→ Directions for this task
Write out every line of the entries below, character for character, with nothing changed or left out.

→ Extracted records
+ + + +
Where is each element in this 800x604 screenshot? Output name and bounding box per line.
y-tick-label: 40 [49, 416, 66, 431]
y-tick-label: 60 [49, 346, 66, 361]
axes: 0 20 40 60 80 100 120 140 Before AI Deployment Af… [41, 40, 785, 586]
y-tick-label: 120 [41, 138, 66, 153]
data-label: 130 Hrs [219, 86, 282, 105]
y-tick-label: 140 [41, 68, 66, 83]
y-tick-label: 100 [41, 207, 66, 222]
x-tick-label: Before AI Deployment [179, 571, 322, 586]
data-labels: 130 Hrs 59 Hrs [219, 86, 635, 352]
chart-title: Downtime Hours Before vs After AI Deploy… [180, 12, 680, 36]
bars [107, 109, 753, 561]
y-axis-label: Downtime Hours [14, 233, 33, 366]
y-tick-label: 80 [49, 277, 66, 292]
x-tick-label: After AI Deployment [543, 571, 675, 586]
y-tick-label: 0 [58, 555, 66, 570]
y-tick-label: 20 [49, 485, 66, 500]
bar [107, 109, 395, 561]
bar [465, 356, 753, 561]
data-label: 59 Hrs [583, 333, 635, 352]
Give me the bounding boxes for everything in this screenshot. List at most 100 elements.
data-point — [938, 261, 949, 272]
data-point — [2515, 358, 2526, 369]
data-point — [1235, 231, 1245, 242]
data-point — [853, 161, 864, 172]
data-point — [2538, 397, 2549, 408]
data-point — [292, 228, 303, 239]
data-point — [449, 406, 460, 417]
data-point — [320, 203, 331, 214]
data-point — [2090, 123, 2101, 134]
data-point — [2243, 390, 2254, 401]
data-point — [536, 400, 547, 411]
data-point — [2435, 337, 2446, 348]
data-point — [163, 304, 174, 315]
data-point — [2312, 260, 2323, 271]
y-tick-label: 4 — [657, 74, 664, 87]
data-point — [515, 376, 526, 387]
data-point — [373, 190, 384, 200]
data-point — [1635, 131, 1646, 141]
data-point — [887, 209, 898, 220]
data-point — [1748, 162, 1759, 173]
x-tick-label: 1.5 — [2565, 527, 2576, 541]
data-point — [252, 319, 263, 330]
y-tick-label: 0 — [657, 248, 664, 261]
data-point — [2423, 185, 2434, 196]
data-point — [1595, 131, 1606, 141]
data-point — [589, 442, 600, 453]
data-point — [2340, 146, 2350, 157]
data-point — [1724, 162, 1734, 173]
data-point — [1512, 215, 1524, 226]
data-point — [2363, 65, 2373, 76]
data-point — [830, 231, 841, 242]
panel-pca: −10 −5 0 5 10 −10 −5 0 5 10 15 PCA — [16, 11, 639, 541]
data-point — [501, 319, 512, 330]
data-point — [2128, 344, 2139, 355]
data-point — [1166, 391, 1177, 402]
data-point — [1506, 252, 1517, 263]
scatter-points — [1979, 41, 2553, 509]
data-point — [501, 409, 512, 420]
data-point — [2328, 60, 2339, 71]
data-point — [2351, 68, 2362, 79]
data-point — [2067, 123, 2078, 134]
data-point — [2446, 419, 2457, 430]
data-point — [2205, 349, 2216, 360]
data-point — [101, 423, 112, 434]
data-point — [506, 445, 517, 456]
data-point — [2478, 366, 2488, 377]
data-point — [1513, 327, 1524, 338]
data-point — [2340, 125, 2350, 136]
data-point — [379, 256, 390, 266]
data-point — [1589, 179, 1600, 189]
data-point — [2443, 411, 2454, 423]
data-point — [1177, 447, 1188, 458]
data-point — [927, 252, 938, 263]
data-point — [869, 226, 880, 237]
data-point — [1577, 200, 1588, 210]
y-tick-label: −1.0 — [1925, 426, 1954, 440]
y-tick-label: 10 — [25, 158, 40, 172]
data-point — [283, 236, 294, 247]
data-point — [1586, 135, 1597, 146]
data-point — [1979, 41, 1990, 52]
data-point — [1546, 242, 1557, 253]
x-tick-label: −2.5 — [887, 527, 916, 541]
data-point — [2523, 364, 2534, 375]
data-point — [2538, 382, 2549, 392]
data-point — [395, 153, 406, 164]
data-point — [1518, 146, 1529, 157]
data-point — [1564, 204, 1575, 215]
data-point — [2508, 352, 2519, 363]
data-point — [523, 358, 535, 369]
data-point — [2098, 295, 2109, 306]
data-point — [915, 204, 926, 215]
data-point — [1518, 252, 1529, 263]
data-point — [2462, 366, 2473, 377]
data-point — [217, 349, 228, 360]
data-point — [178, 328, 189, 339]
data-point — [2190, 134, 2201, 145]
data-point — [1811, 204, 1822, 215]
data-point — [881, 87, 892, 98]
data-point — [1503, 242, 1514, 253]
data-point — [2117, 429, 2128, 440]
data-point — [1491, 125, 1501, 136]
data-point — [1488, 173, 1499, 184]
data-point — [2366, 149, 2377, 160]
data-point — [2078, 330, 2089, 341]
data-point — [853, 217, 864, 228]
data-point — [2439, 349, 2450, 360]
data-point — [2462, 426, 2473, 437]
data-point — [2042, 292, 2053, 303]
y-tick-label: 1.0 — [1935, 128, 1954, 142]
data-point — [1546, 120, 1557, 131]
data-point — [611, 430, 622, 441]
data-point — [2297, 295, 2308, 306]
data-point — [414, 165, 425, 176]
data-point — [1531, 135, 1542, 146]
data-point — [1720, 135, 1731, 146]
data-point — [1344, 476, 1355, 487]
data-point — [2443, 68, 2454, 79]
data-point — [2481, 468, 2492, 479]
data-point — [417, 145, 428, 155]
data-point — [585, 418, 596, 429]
+ + + +
→ Exercise output
Where is each element in this 800x604 screenshot? Output name and bounding box per line.
y-tick-label: 40 [49, 416, 66, 431]
y-tick-label: 60 [49, 346, 66, 361]
axes: 0 20 40 60 80 100 120 140 Before AI Deployment Af… [41, 40, 785, 586]
y-tick-label: 120 [41, 138, 66, 153]
data-label: 130 Hrs [219, 86, 282, 105]
y-tick-label: 140 [41, 68, 66, 83]
y-tick-label: 100 [41, 207, 66, 222]
x-tick-label: Before AI Deployment [179, 571, 322, 586]
data-labels: 130 Hrs 59 Hrs [219, 86, 635, 352]
chart-title: Downtime Hours Before vs After AI Deploy… [180, 12, 680, 36]
bars [107, 109, 753, 561]
y-axis-label: Downtime Hours [14, 233, 33, 366]
y-tick-label: 80 [49, 277, 66, 292]
x-tick-label: After AI Deployment [543, 571, 675, 586]
y-tick-label: 0 [58, 555, 66, 570]
y-tick-label: 20 [49, 485, 66, 500]
bar [107, 109, 395, 561]
bar [465, 356, 753, 561]
data-label: 59 Hrs [583, 333, 635, 352]
Give me the bounding boxes for everything in this screenshot. List at most 100 elements.
data-point — [938, 261, 949, 272]
data-point — [2515, 358, 2526, 369]
data-point — [1235, 231, 1245, 242]
data-point — [853, 161, 864, 172]
data-point — [2538, 397, 2549, 408]
data-point — [292, 228, 303, 239]
data-point — [449, 406, 460, 417]
data-point — [320, 203, 331, 214]
data-point — [2090, 123, 2101, 134]
data-point — [2243, 390, 2254, 401]
data-point — [536, 400, 547, 411]
data-point — [2435, 337, 2446, 348]
data-point — [163, 304, 174, 315]
data-point — [2312, 260, 2323, 271]
y-tick-label: 4 — [657, 74, 664, 87]
data-point — [515, 376, 526, 387]
data-point — [373, 190, 384, 200]
data-point — [1635, 131, 1646, 141]
data-point — [887, 209, 898, 220]
data-point — [1748, 162, 1759, 173]
x-tick-label: 1.5 — [2565, 527, 2576, 541]
data-point — [252, 319, 263, 330]
y-tick-label: 0 — [657, 248, 664, 261]
data-point — [2423, 185, 2434, 196]
data-point — [1595, 131, 1606, 141]
data-point — [589, 442, 600, 453]
data-point — [2340, 146, 2350, 157]
data-point — [1724, 162, 1734, 173]
data-point — [1512, 215, 1524, 226]
data-point — [2363, 65, 2373, 76]
data-point — [830, 231, 841, 242]
panel-pca: −10 −5 0 5 10 −10 −5 0 5 10 15 PCA — [16, 11, 639, 541]
data-point — [501, 319, 512, 330]
data-point — [2128, 344, 2139, 355]
data-point — [1166, 391, 1177, 402]
data-point — [1506, 252, 1517, 263]
scatter-points — [1979, 41, 2553, 509]
data-point — [501, 409, 512, 420]
data-point — [2328, 60, 2339, 71]
data-point — [2351, 68, 2362, 79]
data-point — [2067, 123, 2078, 134]
data-point — [2446, 419, 2457, 430]
data-point — [2205, 349, 2216, 360]
data-point — [101, 423, 112, 434]
data-point — [506, 445, 517, 456]
data-point — [2478, 366, 2488, 377]
data-point — [1513, 327, 1524, 338]
data-point — [2340, 125, 2350, 136]
data-point — [379, 256, 390, 266]
data-point — [1589, 179, 1600, 189]
data-point — [2443, 411, 2454, 423]
data-point — [1177, 447, 1188, 458]
data-point — [927, 252, 938, 263]
data-point — [869, 226, 880, 237]
data-point — [1577, 200, 1588, 210]
y-tick-label: −1.0 — [1925, 426, 1954, 440]
y-tick-label: 10 — [25, 158, 40, 172]
data-point — [283, 236, 294, 247]
data-point — [1586, 135, 1597, 146]
data-point — [1979, 41, 1990, 52]
data-point — [1546, 242, 1557, 253]
x-tick-label: −2.5 — [887, 527, 916, 541]
data-point — [2523, 364, 2534, 375]
data-point — [2538, 382, 2549, 392]
data-point — [395, 153, 406, 164]
data-point — [1518, 146, 1529, 157]
data-point — [1564, 204, 1575, 215]
data-point — [2508, 352, 2519, 363]
data-point — [523, 358, 535, 369]
data-point — [2098, 295, 2109, 306]
data-point — [915, 204, 926, 215]
data-point — [1518, 252, 1529, 263]
data-point — [2462, 366, 2473, 377]
data-point — [217, 349, 228, 360]
data-point — [178, 328, 189, 339]
data-point — [2190, 134, 2201, 145]
data-point — [1811, 204, 1822, 215]
data-point — [881, 87, 892, 98]
data-point — [1503, 242, 1514, 253]
data-point — [2117, 429, 2128, 440]
data-point — [1491, 125, 1501, 136]
data-point — [1488, 173, 1499, 184]
data-point — [2366, 149, 2377, 160]
data-point — [2078, 330, 2089, 341]
data-point — [853, 217, 864, 228]
data-point — [2439, 349, 2450, 360]
data-point — [2462, 426, 2473, 437]
data-point — [2042, 292, 2053, 303]
y-tick-label: 1.0 — [1935, 128, 1954, 142]
data-point — [1546, 120, 1557, 131]
data-point — [611, 430, 622, 441]
data-point — [2297, 295, 2308, 306]
data-point — [414, 165, 425, 176]
data-point — [1531, 135, 1542, 146]
data-point — [1720, 135, 1731, 146]
data-point — [1344, 476, 1355, 487]
data-point — [2443, 68, 2454, 79]
data-point — [2481, 468, 2492, 479]
data-point — [417, 145, 428, 155]
data-point — [585, 418, 596, 429]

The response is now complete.